----- INPUT DATA -----
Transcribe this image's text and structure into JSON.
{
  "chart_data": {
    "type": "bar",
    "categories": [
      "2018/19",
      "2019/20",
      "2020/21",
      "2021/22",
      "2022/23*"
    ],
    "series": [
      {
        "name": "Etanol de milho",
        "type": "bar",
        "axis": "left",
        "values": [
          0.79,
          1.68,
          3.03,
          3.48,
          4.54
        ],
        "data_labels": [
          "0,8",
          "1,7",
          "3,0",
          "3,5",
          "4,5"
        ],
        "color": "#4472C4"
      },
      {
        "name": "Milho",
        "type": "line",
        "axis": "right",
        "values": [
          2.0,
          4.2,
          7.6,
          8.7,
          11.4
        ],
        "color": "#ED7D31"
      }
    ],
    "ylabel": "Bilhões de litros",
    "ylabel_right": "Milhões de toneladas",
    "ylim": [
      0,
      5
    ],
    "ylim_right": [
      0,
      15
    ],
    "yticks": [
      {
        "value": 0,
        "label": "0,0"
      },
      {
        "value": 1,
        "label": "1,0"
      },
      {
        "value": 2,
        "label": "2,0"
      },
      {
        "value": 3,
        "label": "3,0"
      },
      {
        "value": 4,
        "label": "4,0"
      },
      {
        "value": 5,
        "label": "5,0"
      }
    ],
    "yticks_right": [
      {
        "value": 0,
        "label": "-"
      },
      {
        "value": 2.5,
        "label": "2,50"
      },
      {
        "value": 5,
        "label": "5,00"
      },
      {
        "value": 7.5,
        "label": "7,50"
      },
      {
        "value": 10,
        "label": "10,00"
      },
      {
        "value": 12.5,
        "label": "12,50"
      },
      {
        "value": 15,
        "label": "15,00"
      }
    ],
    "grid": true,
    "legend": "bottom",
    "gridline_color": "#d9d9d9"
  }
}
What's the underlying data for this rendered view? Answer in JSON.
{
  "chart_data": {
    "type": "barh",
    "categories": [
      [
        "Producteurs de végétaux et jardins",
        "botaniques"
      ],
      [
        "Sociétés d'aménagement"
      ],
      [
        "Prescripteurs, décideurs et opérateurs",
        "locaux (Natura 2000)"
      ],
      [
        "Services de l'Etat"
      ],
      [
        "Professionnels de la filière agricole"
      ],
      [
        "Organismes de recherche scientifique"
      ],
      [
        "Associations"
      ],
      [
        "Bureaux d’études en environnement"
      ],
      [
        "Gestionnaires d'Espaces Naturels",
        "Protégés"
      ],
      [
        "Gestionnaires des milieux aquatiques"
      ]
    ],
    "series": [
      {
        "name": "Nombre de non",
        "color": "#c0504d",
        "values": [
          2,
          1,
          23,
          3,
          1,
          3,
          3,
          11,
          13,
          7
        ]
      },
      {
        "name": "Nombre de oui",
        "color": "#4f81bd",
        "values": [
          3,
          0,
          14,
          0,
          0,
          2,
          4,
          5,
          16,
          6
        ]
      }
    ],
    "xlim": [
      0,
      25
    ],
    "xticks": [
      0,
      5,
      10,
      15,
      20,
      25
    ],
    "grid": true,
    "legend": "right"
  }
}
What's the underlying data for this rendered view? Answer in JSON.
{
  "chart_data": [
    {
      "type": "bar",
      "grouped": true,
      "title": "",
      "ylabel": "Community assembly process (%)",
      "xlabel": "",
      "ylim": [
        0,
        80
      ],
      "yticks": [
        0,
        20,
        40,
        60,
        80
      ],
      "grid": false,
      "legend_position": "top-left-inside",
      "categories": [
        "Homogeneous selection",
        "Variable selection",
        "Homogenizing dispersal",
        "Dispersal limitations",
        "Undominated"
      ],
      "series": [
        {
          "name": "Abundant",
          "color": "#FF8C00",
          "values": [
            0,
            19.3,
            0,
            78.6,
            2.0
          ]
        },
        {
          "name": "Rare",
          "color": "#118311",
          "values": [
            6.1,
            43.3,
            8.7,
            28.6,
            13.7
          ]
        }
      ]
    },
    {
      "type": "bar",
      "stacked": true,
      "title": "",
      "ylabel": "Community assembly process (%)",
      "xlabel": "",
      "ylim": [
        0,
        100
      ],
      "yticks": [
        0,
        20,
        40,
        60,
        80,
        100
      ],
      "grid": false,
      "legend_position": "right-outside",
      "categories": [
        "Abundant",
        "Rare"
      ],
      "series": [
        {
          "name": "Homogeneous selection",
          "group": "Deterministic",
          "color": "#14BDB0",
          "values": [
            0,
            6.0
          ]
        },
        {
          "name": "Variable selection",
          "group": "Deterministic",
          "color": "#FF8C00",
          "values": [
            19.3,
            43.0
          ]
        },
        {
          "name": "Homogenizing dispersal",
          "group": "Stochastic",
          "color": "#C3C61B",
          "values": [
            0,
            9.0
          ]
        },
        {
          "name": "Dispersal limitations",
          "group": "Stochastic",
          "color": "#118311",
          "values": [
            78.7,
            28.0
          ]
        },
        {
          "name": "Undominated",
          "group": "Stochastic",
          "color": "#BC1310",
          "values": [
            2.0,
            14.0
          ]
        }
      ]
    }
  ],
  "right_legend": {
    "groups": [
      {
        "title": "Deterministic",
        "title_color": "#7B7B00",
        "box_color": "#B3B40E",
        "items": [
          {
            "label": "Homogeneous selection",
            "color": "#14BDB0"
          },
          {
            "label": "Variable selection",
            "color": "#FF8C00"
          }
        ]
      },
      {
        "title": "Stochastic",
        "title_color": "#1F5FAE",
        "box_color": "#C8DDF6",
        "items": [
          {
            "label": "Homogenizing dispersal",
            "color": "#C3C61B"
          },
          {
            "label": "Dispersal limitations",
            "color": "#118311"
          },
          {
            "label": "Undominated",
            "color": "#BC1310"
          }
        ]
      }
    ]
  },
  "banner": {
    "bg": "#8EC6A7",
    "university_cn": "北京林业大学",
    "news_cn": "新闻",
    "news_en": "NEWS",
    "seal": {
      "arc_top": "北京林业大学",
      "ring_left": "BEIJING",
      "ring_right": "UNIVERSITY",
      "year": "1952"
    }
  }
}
-----
Repeat each record exactly, leaving nothing out.

Transcribe this image's text and structure into JSON.
{
  "chart_data": {
    "type": "bar",
    "categories": [
      "2018/19",
      "2019/20",
      "2020/21",
      "2021/22",
      "2022/23*"
    ],
    "series": [
      {
        "name": "Etanol de milho",
        "type": "bar",
        "axis": "left",
        "values": [
          0.79,
          1.68,
          3.03,
          3.48,
          4.54
        ],
        "data_labels": [
          "0,8",
          "1,7",
          "3,0",
          "3,5",
          "4,5"
        ],
        "color": "#4472C4"
      },
      {
        "name": "Milho",
        "type": "line",
        "axis": "right",
        "values": [
          2.0,
          4.2,
          7.6,
          8.7,
          11.4
        ],
        "color": "#ED7D31"
      }
    ],
    "ylabel": "Bilhões de litros",
    "ylabel_right": "Milhões de toneladas",
    "ylim": [
      0,
      5
    ],
    "ylim_right": [
      0,
      15
    ],
    "yticks": [
      {
        "value": 0,
        "label": "0,0"
      },
      {
        "value": 1,
        "label": "1,0"
      },
      {
        "value": 2,
        "label": "2,0"
      },
      {
        "value": 3,
        "label": "3,0"
      },
      {
        "value": 4,
        "label": "4,0"
      },
      {
        "value": 5,
        "label": "5,0"
      }
    ],
    "yticks_right": [
      {
        "value": 0,
        "label": "-"
      },
      {
        "value": 2.5,
        "label": "2,50"
      },
      {
        "value": 5,
        "label": "5,00"
      },
      {
        "value": 7.5,
        "label": "7,50"
      },
      {
        "value": 10,
        "label": "10,00"
      },
      {
        "value": 12.5,
        "label": "12,50"
      },
      {
        "value": 15,
        "label": "15,00"
      }
    ],
    "grid": true,
    "legend": "bottom",
    "gridline_color": "#d9d9d9"
  }
}
What's the underlying data for this rendered view? Answer in JSON.
{
  "chart_data": {
    "type": "barh",
    "categories": [
      [
        "Producteurs de végétaux et jardins",
        "botaniques"
      ],
      [
        "Sociétés d'aménagement"
      ],
      [
        "Prescripteurs, décideurs et opérateurs",
        "locaux (Natura 2000)"
      ],
      [
        "Services de l'Etat"
      ],
      [
        "Professionnels de la filière agricole"
      ],
      [
        "Organismes de recherche scientifique"
      ],
      [
        "Associations"
      ],
      [
        "Bureaux d’études en environnement"
      ],
      [
        "Gestionnaires d'Espaces Naturels",
        "Protégés"
      ],
      [
        "Gestionnaires des milieux aquatiques"
      ]
    ],
    "series": [
      {
        "name": "Nombre de non",
        "color": "#c0504d",
        "values": [
          2,
          1,
          23,
          3,
          1,
          3,
          3,
          11,
          13,
          7
        ]
      },
      {
        "name": "Nombre de oui",
        "color": "#4f81bd",
        "values": [
          3,
          0,
          14,
          0,
          0,
          2,
          4,
          5,
          16,
          6
        ]
      }
    ],
    "xlim": [
      0,
      25
    ],
    "xticks": [
      0,
      5,
      10,
      15,
      20,
      25
    ],
    "grid": true,
    "legend": "right"
  }
}
What's the underlying data for this rendered view? Answer in JSON.
{
  "chart_data": [
    {
      "type": "bar",
      "grouped": true,
      "title": "",
      "ylabel": "Community assembly process (%)",
      "xlabel": "",
      "ylim": [
        0,
        80
      ],
      "yticks": [
        0,
        20,
        40,
        60,
        80
      ],
      "grid": false,
      "legend_position": "top-left-inside",
      "categories": [
        "Homogeneous selection",
        "Variable selection",
        "Homogenizing dispersal",
        "Dispersal limitations",
        "Undominated"
      ],
      "series": [
        {
          "name": "Abundant",
          "color": "#FF8C00",
          "values": [
            0,
            19.3,
            0,
            78.6,
            2.0
          ]
        },
        {
          "name": "Rare",
          "color": "#118311",
          "values": [
            6.1,
            43.3,
            8.7,
            28.6,
            13.7
          ]
        }
      ]
    },
    {
      "type": "bar",
      "stacked": true,
      "title": "",
      "ylabel": "Community assembly process (%)",
      "xlabel": "",
      "ylim": [
        0,
        100
      ],
      "yticks": [
        0,
        20,
        40,
        60,
        80,
        100
      ],
      "grid": false,
      "legend_position": "right-outside",
      "categories": [
        "Abundant",
        "Rare"
      ],
      "series": [
        {
          "name": "Homogeneous selection",
          "group": "Deterministic",
          "color": "#14BDB0",
          "values": [
            0,
            6.0
          ]
        },
        {
          "name": "Variable selection",
          "group": "Deterministic",
          "color": "#FF8C00",
          "values": [
            19.3,
            43.0
          ]
        },
        {
          "name": "Homogenizing dispersal",
          "group": "Stochastic",
          "color": "#C3C61B",
          "values": [
            0,
            9.0
          ]
        },
        {
          "name": "Dispersal limitations",
          "group": "Stochastic",
          "color": "#118311",
          "values": [
            78.7,
            28.0
          ]
        },
        {
          "name": "Undominated",
          "group": "Stochastic",
          "color": "#BC1310",
          "values": [
            2.0,
            14.0
          ]
        }
      ]
    }
  ],
  "right_legend": {
    "groups": [
      {
        "title": "Deterministic",
        "title_color": "#7B7B00",
        "box_color": "#B3B40E",
        "items": [
          {
            "label": "Homogeneous selection",
            "color": "#14BDB0"
          },
          {
            "label": "Variable selection",
            "color": "#FF8C00"
          }
        ]
      },
      {
        "title": "Stochastic",
        "title_color": "#1F5FAE",
        "box_color": "#C8DDF6",
        "items": [
          {
            "label": "Homogenizing dispersal",
            "color": "#C3C61B"
          },
          {
            "label": "Dispersal limitations",
            "color": "#118311"
          },
          {
            "label": "Undominated",
            "color": "#BC1310"
          }
        ]
      }
    ]
  },
  "banner": {
    "bg": "#8EC6A7",
    "university_cn": "北京林业大学",
    "news_cn": "新闻",
    "news_en": "NEWS",
    "seal": {
      "arc_top": "北京林业大学",
      "ring_left": "BEIJING",
      "ring_right": "UNIVERSITY",
      "year": "1952"
    }
  }
}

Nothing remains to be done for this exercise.